Below are some records; retype all of them exactly.
-- Data shown start --
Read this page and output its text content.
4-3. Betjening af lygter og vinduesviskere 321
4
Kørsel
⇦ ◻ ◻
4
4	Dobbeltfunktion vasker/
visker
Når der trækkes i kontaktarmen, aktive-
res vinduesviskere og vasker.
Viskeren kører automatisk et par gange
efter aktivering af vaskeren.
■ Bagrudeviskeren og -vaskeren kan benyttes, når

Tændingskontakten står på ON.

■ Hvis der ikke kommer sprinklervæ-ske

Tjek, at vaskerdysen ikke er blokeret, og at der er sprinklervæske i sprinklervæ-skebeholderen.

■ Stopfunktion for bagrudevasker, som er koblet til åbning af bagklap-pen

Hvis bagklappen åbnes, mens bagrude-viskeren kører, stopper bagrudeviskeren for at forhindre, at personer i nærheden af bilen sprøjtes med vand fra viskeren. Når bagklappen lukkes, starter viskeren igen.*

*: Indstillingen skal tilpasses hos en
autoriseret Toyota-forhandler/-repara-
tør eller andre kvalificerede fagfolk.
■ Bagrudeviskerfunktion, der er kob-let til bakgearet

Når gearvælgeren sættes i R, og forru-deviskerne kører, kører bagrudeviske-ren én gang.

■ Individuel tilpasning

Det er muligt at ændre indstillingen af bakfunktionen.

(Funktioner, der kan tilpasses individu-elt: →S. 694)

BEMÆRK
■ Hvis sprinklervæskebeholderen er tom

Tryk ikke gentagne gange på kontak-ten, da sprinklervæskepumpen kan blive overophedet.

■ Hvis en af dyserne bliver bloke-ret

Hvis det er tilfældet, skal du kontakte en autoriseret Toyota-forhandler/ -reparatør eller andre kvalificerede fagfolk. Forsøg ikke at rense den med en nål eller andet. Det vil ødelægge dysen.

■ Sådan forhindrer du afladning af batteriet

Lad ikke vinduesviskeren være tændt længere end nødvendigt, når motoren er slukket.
-- Data shown end --
Correct output:
Read this page and output its text content.
4-3. Betjening af lygter og vinduesviskere 321
4
Kørsel
⇦ ◻ ◻
4
4	Dobbeltfunktion vasker/
visker
Når der trækkes i kontaktarmen, aktive-
res vinduesviskere og vasker.
Viskeren kører automatisk et par gange
efter aktivering af vaskeren.
■ Bagrudeviskeren og -vaskeren kan benyttes, når

Tændingskontakten står på ON.

■ Hvis der ikke kommer sprinklervæ-ske

Tjek, at vaskerdysen ikke er blokeret, og at der er sprinklervæske i sprinklervæ-skebeholderen.

■ Stopfunktion for bagrudevasker, som er koblet til åbning af bagklap-pen

Hvis bagklappen åbnes, mens bagrude-viskeren kører, stopper bagrudeviskeren for at forhindre, at personer i nærheden af bilen sprøjtes med vand fra viskeren. Når bagklappen lukkes, starter viskeren igen.*

*: Indstillingen skal tilpasses hos en
autoriseret Toyota-forhandler/-repara-
tør eller andre kvalificerede fagfolk.
■ Bagrudeviskerfunktion, der er kob-let til bakgearet

Når gearvælgeren sættes i R, og forru-deviskerne kører, kører bagrudeviske-ren én gang.

■ Individuel tilpasning

Det er muligt at ændre indstillingen af bakfunktionen.

(Funktioner, der kan tilpasses individu-elt: →S. 694)

BEMÆRK
■ Hvis sprinklervæskebeholderen er tom

Tryk ikke gentagne gange på kontak-ten, da sprinklervæskepumpen kan blive overophedet.

■ Hvis en af dyserne bliver bloke-ret

Hvis det er tilfældet, skal du kontakte en autoriseret Toyota-forhandler/ -reparatør eller andre kvalificerede fagfolk. Forsøg ikke at rense den med en nål eller andet. Det vil ødelægge dysen.

■ Sådan forhindrer du afladning af batteriet

Lad ikke vinduesviskeren være tændt længere end nødvendigt, når motoren er slukket.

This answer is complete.